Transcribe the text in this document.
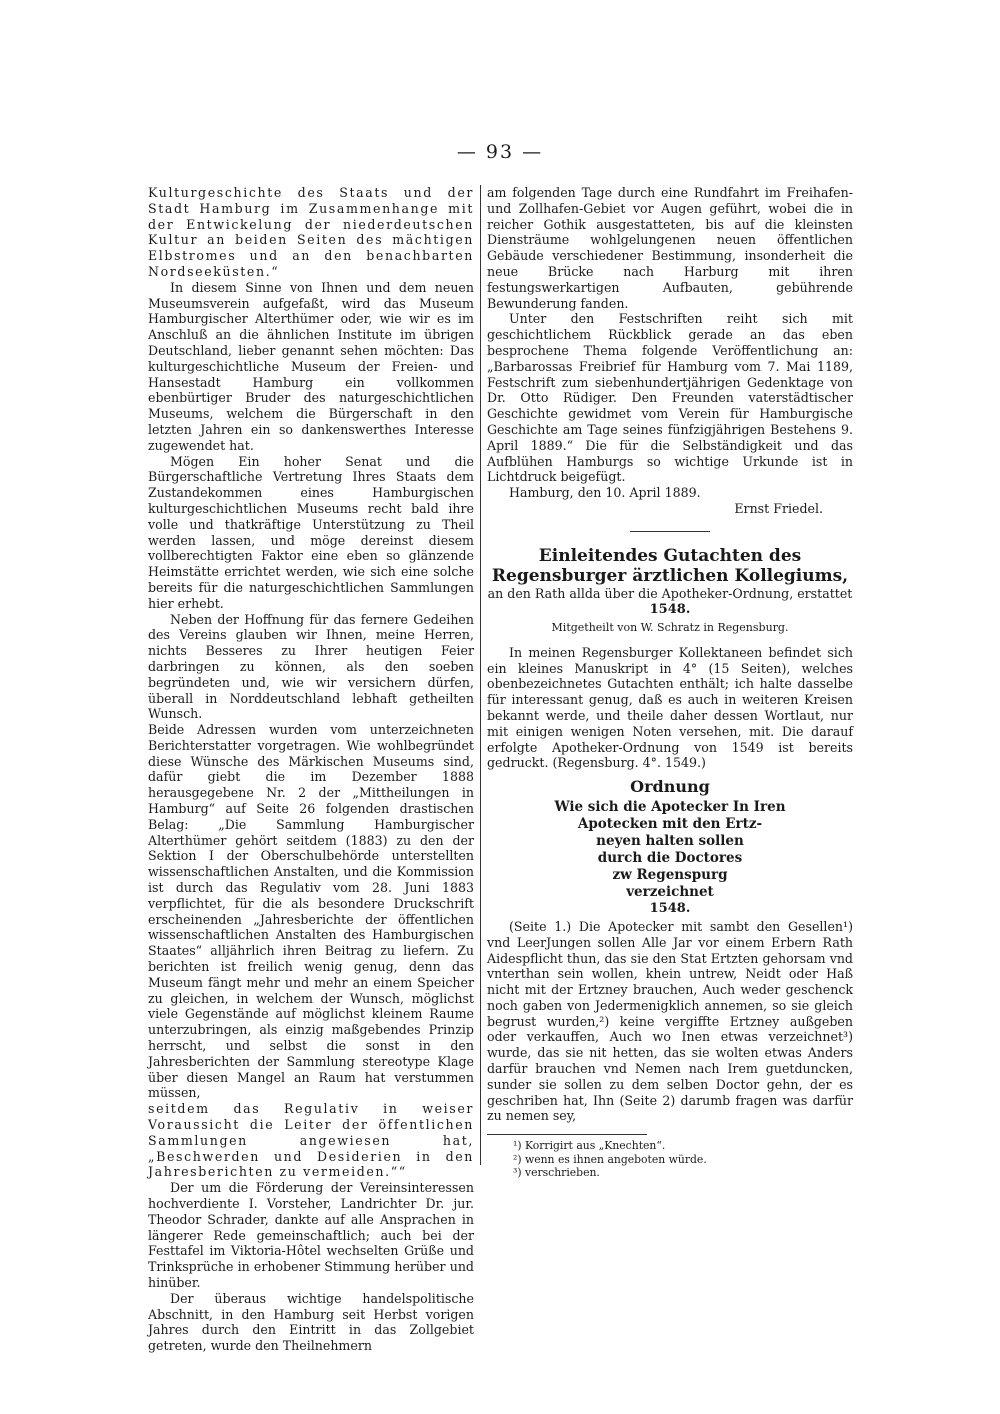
— 93 —

Kulturgeschichte des Staats und der Stadt Hamburg im Zusammenhange mit der Entwickelung der niederdeutschen Kultur an beiden Seiten des mächtigen Elbstromes und an den benachbarten Nordseeküsten.“

In diesem Sinne von Ihnen und dem neuen Museumsverein aufgefaßt, wird das Museum Hamburgischer Alterthümer oder, wie wir es im Anschluß an die ähnlichen Institute im übrigen Deutschland, lieber genannt sehen möchten: Das kulturgeschichtliche Museum der Freien- und Hansestadt Hamburg ein vollkommen ebenbürtiger Bruder des naturgeschichtlichen Museums, welchem die Bürgerschaft in den letzten Jahren ein so dankenswerthes Interesse zugewendet hat.

Mögen Ein hoher Senat und die Bürgerschaftliche Vertretung Ihres Staats dem Zustandekommen eines Hamburgischen kulturgeschichtlichen Museums recht bald ihre volle und thatkräftige Unterstützung zu Theil werden lassen, und möge dereinst diesem vollberechtigten Faktor eine eben so glänzende Heimstätte errichtet werden, wie sich eine solche bereits für die naturgeschichtlichen Sammlungen hier erhebt.

Neben der Hoffnung für das fernere Gedeihen des Vereins glauben wir Ihnen, meine Herren, nichts Besseres zu Ihrer heutigen Feier darbringen zu können, als den soeben begründeten und, wie wir versichern dürfen, überall in Norddeutschland lebhaft getheilten Wunsch.

Beide Adressen wurden vom unterzeichneten Berichterstatter vorgetragen. Wie wohlbegründet diese Wünsche des Märkischen Museums sind, dafür giebt die im Dezember 1888 herausgegebene Nr. 2 der „Mittheilungen in Hamburg“ auf Seite 26 folgenden drastischen Belag: „Die Sammlung Hamburgischer Alterthümer gehört seitdem (1883) zu den der Sektion I der Oberschulbehörde unterstellten wissenschaftlichen Anstalten, und die Kommission ist durch das Regulativ vom 28. Juni 1883 verpflichtet, für die als besondere Druckschrift erscheinenden „Jahresberichte der öffentlichen wissenschaftlichen Anstalten des Hamburgischen Staates“ alljährlich ihren Beitrag zu liefern. Zu berichten ist freilich wenig genug, denn das Museum fängt mehr und mehr an einem Speicher zu gleichen, in welchem der Wunsch, möglichst viele Gegenstände auf möglichst kleinem Raume unterzubringen, als einzig maßgebendes Prinzip herrscht, und selbst die sonst in den Jahresberichten der Sammlung stereotype Klage über diesen Mangel an Raum hat verstummen müssen,

seitdem das Regulativ in weiser Voraussicht die Leiter der öffentlichen Sammlungen angewiesen hat, „Beschwerden und Desiderien in den Jahresberichten zu vermeiden.““

Der um die Förderung der Vereinsinteressen hochverdiente I. Vorsteher, Landrichter Dr. jur. Theodor Schrader, dankte auf alle Ansprachen in längerer Rede gemeinschaftlich; auch bei der Festtafel im Viktoria-Hôtel wechselten Grüße und Trinksprüche in erhobener Stimmung herüber und hinüber.

Der überaus wichtige handelspolitische Abschnitt, in den Hamburg seit Herbst vorigen Jahres durch den Eintritt in das Zollgebiet getreten, wurde den Theilnehmern

am folgenden Tage durch eine Rundfahrt im Freihafen- und Zollhafen-Gebiet vor Augen geführt, wobei die in reicher Gothik ausgestatteten, bis auf die kleinsten Diensträume wohlgelungenen neuen öffentlichen Gebäude verschiedener Bestimmung, insonderheit die neue Brücke nach Harburg mit ihren festungswerkartigen Aufbauten, gebührende Bewunderung fanden.

Unter den Festschriften reiht sich mit geschichtlichem Rückblick gerade an das eben besprochene Thema folgende Veröffentlichung an: „Barbarossas Freibrief für Hamburg vom 7. Mai 1189, Festschrift zum siebenhundertjährigen Gedenktage von Dr. Otto Rüdiger. Den Freunden vaterstädtischer Geschichte gewidmet vom Verein für Hamburgische Geschichte am Tage seines fünfzigjährigen Bestehens 9. April 1889.“ Die für die Selbständigkeit und das Aufblühen Hamburgs so wichtige Urkunde ist in Lichtdruck beigefügt.

Hamburg, den 10. April 1889.

Ernst Friedel.

Einleitendes Gutachten des Regensburger ärztlichen Kollegiums,
an den Rath allda über die Apotheker-Ordnung, erstattet
1548.
Mitgetheilt von W. Schratz in Regensburg.

In meinen Regensburger Kollektaneen befindet sich ein kleines Manuskript in 4° (15 Seiten), welches obenbezeichnetes Gutachten enthält; ich halte dasselbe für interessant genug, daß es auch in weiteren Kreisen bekannt werde, und theile daher dessen Wortlaut, nur mit einigen wenigen Noten versehen, mit. Die darauf erfolgte Apotheker-Ordnung von 1549 ist bereits gedruckt. (Regensburg. 4°. 1549.)

Ordnung
Wie sich die Apotecker In Iren
Apotecken mit den Ertz-
neyen halten sollen
durch die Doctores
zw Regenspurg
verzeichnet
1548.

(Seite 1.) Die Apotecker mit sambt den Gesellen¹) vnd LeerJungen sollen Alle Jar vor einem Erbern Rath Aidespflicht thun, das sie den Stat Ertzten gehorsam vnd vnterthan sein wollen, khein untrew, Neidt oder Haß nicht mit der Ertzney brauchen, Auch weder geschenck noch gaben von Jedermenigklich annemen, so sie gleich begrust wurden,²) keine vergiffte Ertzney außgeben oder verkauffen, Auch wo Inen etwas verzeichnet³) wurde, das sie nit hetten, das sie wolten etwas Anders darfür brauchen vnd Nemen nach Irem guetduncken, sunder sie sollen zu dem selben Doctor gehn, der es geschriben hat, Ihn (Seite 2) darumb fragen was darfür zu nemen sey,

¹) Korrigirt aus „Knechten“.
²) wenn es ihnen angeboten würde.
³) verschrieben.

● ● ● ● ●

# [YOUR GOAL]
Copy out every line from the data above that has "Ordnung" in it.

# [FINAL RESULT]
an den Rath allda über die Apotheker-Ordnung, erstattet
In meinen Regensburger Kollektaneen befindet sich ein kleines Manuskript in 4° (15 Seiten), welches obenbezeichnetes Gutachten enthält; ich halte dasselbe für interessant genug, daß es auch in weiteren Kreisen bekannt werde, und theile daher dessen Wortlaut, nur mit einigen wenigen Noten versehen, mit. Die darauf erfolgte Apotheker-Ordnung von 1549 ist bereits gedruckt. (Regensburg. 4°. 1549.)
Ordnung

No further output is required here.